(Exercise task): Collect every line of the records below that contains the word "want".

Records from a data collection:
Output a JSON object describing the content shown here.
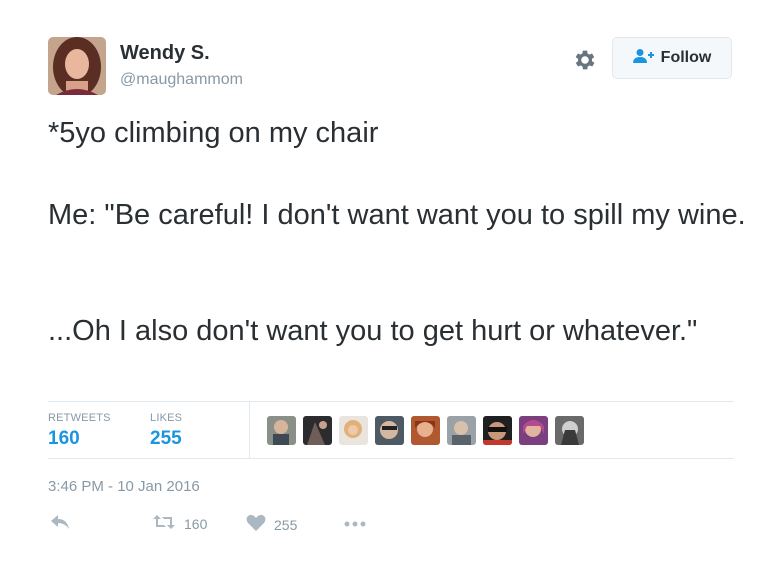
{
  "author": {
    "name": "Wendy S.",
    "handle": "@maughammom"
  },
  "header": {
    "follow_label": "Follow"
  },
  "tweet": {
    "line1": "*5yo climbing on my chair",
    "line2": "Me: \"Be careful! I don't want want you to spill my wine.",
    "line3": "...Oh I also don't want you to get hurt or whatever.\""
  },
  "stats": {
    "retweets_label": "RETWEETS",
    "retweets_value": "160",
    "likes_label": "LIKES",
    "likes_value": "255"
  },
  "likers_count": 9,
  "timestamp": "3:46 PM - 10 Jan 2016",
  "actions": {
    "retweet_count": "160",
    "like_count": "255"
  },
  "colors": {
    "link": "#1b95e0",
    "muted": "#8899a6",
    "text": "#292f33"
  },
  "icons": [
    "gear-icon",
    "follow-person-icon",
    "reply-icon",
    "retweet-icon",
    "heart-icon",
    "more-icon"
  ]
}
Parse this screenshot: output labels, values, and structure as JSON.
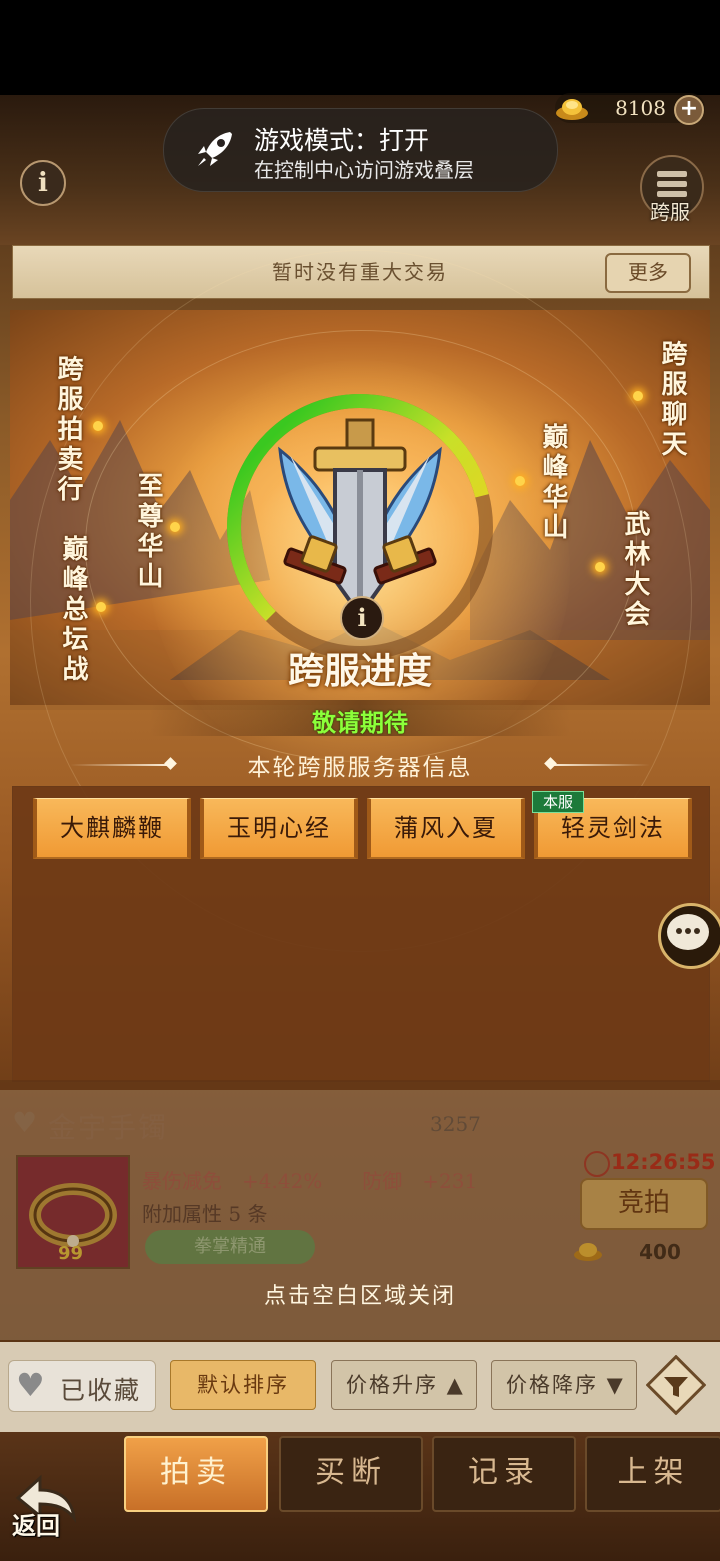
{
  "toast": {
    "title": "游戏模式：打开",
    "subtitle": "在控制中心访问游戏叠层",
    "icon": "rocket-icon"
  },
  "currency": {
    "amount": "8108",
    "icon": "gold-ingot-icon",
    "add_icon": "plus-icon"
  },
  "header": {
    "cross_server_label": "跨服",
    "info_icon": "info-icon"
  },
  "banner": {
    "text": "暂时没有重大交易",
    "more_label": "更多"
  },
  "map_labels": {
    "cross_server_auction": "跨服拍卖行",
    "peak_forum_battle": "巅峰总坛战",
    "supreme_huashan": "至尊华山",
    "peak_huashan": "巅峰华山",
    "cross_server_chat": "跨服聊天",
    "martial_arts_conference": "武林大会"
  },
  "progress": {
    "title": "跨服进度",
    "status": "敬请期待",
    "ring_fill": 0.78
  },
  "server_info": {
    "title": "本轮跨服服务器信息",
    "own_tag": "本服",
    "servers": [
      "大麒麟鞭",
      "玉明心经",
      "蒲风入夏",
      "轻灵剑法"
    ]
  },
  "background_item": {
    "name": "金宇手镯",
    "price": "3257",
    "level": "99",
    "stat_line1": "暴伤减免　+4.42%　　防御　+231",
    "stat_line2": "附加属性 5 条",
    "skill": "拳掌精通",
    "timer": "12:26:55",
    "bid_label": "竞拍",
    "bid_amount": "400"
  },
  "close_hint": "点击空白区域关闭",
  "filters": {
    "favorites_label": "已收藏",
    "sort_default": "默认排序",
    "sort_price_asc": "价格升序 ▲",
    "sort_price_desc": "价格降序 ▼"
  },
  "tabs": [
    "拍卖",
    "买断",
    "记录",
    "上架"
  ],
  "back_label": "返回",
  "colors": {
    "status_green": "#8cff3a",
    "accent_orange": "#f09a34",
    "own_server_green": "#1c7a3a"
  }
}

(Exercise solution):
    "line2": "Me: \"Be careful! I don't want want you to spill my wine.",
    "line3": "...Oh I also don't want you to get hurt or whatever.\""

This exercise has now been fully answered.